**THE EXERCISE:** The records below are made of lines; count those holding the word "쇼핑포인트" and give the number only.

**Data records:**
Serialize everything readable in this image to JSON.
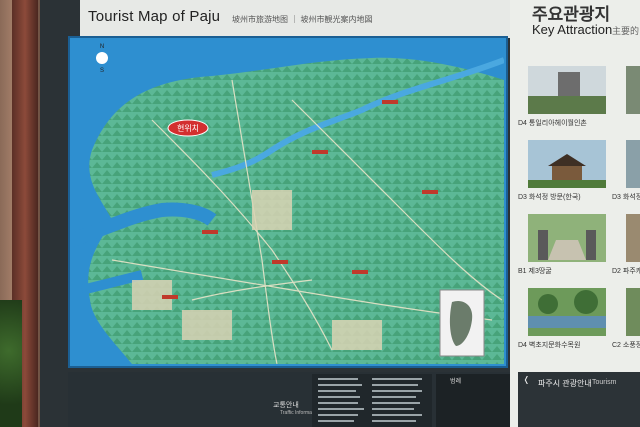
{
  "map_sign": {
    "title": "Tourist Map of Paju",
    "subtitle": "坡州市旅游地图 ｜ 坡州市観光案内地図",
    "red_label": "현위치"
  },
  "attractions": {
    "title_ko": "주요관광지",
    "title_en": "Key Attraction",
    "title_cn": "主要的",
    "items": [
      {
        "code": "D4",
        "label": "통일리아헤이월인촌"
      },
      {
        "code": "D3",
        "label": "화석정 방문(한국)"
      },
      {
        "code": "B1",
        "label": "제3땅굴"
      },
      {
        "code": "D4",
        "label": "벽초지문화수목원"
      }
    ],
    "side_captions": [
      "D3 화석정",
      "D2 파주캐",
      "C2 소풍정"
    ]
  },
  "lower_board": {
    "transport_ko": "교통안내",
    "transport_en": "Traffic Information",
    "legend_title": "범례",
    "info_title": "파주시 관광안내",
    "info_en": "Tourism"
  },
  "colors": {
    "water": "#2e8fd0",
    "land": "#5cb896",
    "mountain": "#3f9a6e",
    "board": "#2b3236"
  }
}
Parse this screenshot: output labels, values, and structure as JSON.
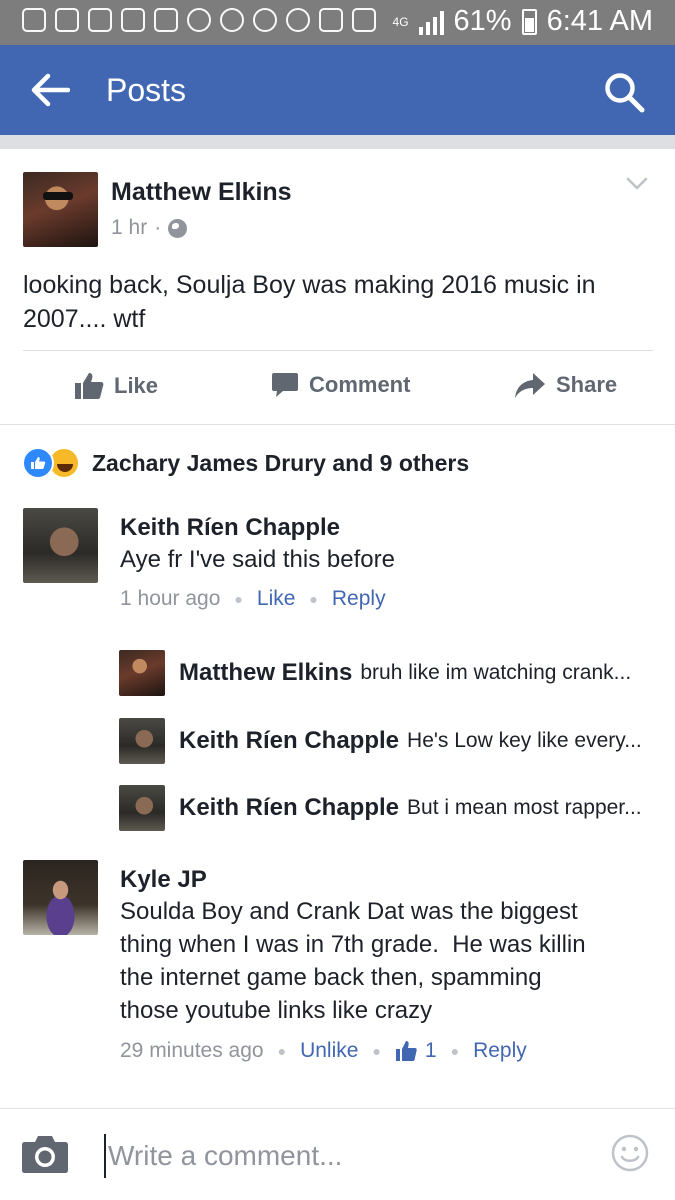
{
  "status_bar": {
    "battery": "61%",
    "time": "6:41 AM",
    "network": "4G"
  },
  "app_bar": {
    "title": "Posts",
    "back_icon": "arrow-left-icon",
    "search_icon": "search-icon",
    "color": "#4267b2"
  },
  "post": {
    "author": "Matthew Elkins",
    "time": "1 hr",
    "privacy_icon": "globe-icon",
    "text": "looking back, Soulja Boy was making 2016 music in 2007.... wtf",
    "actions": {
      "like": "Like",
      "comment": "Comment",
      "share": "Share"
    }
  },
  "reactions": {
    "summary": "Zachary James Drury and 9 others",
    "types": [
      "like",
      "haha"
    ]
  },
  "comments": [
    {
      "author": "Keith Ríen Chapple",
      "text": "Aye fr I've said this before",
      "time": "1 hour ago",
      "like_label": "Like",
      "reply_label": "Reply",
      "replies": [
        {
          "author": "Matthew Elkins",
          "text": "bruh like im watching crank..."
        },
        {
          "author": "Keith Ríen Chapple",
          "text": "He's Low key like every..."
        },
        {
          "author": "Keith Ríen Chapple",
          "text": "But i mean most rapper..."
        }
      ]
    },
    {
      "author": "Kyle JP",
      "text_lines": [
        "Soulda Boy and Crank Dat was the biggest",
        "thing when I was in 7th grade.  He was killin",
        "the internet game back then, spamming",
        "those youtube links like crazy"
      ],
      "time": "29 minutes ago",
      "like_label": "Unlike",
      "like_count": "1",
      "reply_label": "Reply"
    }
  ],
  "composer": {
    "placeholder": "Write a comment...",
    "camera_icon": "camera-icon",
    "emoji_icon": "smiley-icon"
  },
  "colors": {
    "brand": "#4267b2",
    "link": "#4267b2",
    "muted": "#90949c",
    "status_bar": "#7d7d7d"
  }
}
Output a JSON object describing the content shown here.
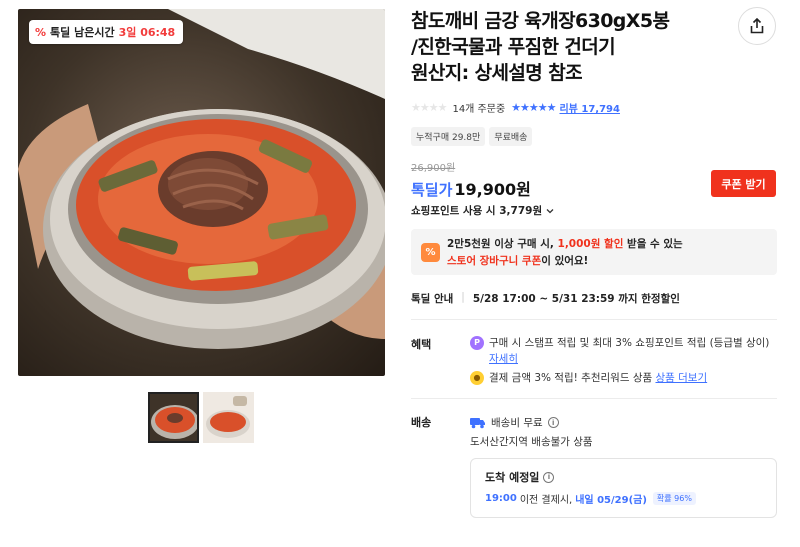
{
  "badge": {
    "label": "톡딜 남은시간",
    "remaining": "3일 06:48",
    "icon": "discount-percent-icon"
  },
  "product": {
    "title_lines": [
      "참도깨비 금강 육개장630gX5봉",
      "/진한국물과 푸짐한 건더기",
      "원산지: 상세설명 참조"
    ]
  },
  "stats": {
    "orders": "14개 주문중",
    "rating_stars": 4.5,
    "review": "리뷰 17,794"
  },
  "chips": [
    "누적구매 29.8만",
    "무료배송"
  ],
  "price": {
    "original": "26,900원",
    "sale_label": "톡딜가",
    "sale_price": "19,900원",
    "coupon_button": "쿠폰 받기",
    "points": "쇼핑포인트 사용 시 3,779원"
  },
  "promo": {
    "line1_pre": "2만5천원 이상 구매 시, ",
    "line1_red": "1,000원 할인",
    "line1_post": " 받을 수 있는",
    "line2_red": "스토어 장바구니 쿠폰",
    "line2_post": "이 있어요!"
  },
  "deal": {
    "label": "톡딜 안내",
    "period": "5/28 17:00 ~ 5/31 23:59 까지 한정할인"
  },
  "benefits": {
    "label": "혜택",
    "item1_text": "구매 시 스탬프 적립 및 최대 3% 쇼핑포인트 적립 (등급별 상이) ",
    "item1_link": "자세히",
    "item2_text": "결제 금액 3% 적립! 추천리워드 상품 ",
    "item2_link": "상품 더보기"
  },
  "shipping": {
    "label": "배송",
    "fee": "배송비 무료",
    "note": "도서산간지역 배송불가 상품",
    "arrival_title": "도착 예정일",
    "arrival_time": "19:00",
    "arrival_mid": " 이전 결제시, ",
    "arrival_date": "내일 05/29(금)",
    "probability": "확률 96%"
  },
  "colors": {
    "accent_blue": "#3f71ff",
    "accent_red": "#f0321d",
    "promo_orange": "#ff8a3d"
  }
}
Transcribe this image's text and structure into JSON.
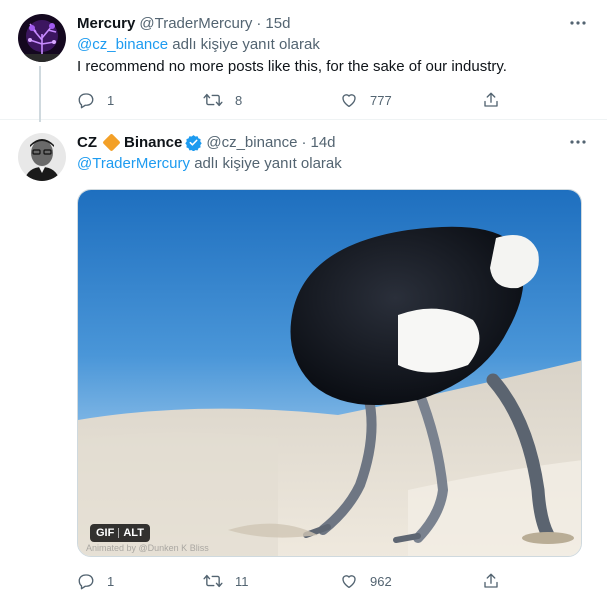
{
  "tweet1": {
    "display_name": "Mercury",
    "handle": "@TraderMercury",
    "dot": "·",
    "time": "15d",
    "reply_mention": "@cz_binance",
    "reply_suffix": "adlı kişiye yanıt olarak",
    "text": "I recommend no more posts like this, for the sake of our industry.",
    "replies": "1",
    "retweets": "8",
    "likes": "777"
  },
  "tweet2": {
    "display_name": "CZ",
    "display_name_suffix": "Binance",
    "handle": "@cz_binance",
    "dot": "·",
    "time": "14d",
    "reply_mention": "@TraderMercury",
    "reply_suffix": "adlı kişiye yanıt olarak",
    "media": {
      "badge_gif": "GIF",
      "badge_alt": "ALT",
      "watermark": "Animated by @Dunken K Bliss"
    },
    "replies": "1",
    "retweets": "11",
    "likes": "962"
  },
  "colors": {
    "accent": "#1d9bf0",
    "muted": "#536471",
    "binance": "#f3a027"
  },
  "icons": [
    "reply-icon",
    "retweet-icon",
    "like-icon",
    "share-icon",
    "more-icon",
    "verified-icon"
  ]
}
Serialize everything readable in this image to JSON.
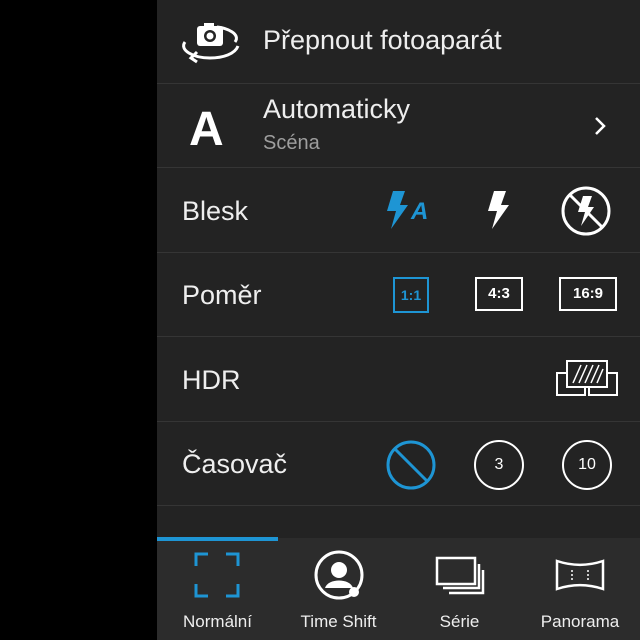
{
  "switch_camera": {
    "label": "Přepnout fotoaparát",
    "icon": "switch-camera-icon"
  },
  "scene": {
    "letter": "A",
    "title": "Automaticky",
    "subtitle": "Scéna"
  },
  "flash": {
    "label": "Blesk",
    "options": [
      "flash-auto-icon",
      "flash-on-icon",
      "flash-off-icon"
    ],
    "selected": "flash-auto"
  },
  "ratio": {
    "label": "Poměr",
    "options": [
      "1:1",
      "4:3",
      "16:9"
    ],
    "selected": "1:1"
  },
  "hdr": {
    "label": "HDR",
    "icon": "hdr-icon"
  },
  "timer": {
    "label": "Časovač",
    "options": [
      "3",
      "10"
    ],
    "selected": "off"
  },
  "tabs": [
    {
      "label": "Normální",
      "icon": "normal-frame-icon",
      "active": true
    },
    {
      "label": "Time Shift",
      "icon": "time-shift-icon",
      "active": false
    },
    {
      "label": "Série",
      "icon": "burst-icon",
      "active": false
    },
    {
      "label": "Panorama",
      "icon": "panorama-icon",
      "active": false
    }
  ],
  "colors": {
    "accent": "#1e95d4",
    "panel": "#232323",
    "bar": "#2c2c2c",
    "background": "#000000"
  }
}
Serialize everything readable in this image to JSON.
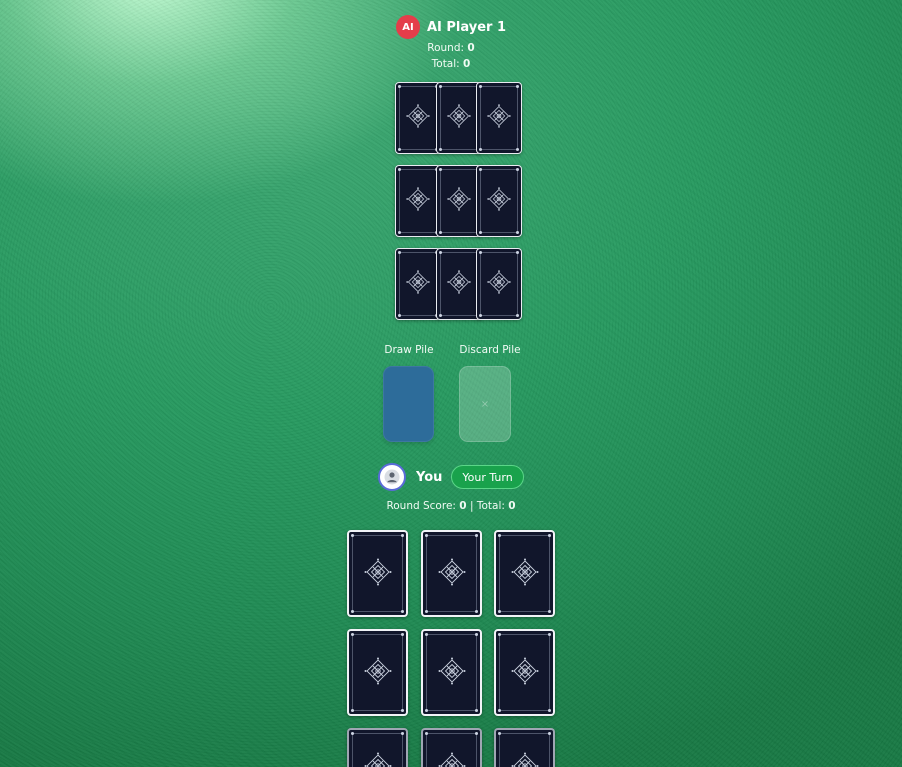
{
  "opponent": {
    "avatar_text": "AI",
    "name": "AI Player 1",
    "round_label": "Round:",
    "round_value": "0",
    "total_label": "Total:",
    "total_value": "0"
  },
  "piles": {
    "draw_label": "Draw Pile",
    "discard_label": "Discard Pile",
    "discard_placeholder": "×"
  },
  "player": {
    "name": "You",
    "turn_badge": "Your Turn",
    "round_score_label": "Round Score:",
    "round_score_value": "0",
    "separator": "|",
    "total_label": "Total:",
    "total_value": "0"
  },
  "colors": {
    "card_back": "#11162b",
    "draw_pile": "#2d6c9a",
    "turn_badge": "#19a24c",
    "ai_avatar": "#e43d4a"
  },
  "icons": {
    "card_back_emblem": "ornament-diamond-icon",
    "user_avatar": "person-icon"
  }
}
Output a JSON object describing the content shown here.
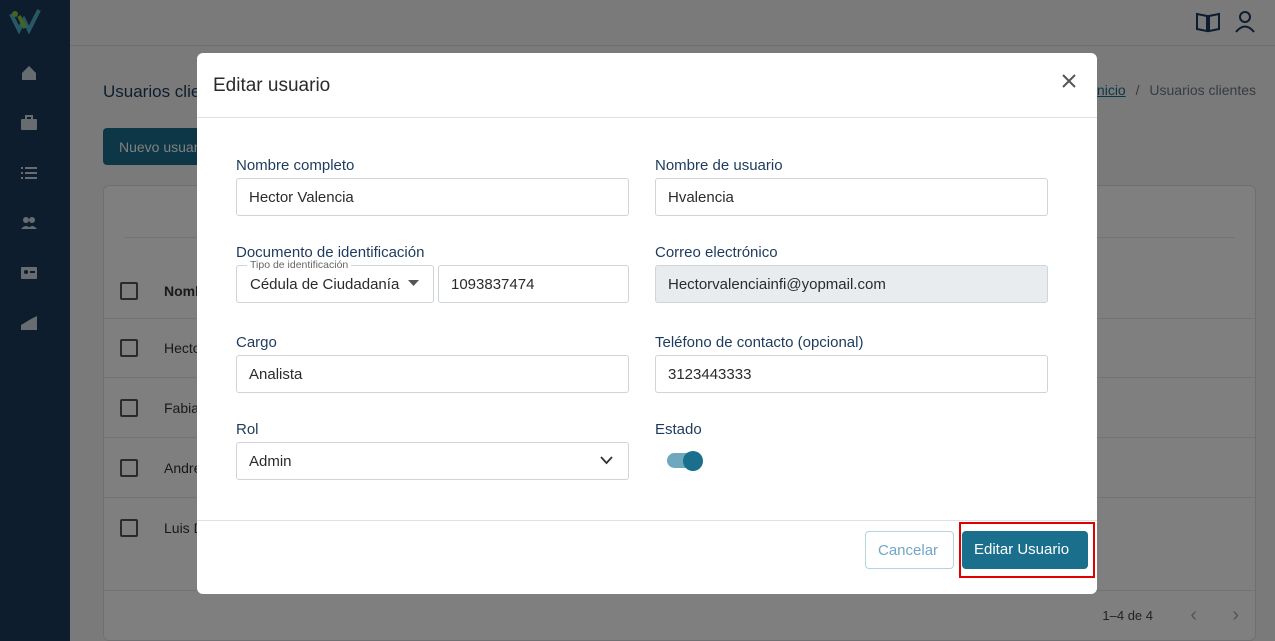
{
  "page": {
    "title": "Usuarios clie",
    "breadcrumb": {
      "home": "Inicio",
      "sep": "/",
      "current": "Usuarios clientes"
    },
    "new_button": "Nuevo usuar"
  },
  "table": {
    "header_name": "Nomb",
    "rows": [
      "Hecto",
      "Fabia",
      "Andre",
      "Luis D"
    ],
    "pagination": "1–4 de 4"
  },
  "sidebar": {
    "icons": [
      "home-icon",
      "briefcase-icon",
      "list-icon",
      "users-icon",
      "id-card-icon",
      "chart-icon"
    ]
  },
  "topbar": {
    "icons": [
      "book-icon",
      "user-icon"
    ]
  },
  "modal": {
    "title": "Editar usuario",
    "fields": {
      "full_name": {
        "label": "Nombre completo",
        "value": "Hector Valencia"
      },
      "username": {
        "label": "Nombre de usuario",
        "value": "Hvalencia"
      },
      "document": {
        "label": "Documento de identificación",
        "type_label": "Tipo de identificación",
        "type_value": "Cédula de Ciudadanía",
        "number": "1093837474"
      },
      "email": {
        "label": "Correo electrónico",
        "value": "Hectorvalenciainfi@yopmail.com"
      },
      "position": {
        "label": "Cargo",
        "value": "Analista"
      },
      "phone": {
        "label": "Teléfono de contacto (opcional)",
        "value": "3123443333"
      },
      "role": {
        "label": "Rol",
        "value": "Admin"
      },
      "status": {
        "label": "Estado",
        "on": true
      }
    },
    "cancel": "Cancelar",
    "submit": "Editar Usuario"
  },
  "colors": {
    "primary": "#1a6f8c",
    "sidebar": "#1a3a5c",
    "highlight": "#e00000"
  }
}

**SOLUTION TO THE PROBLEM:** 2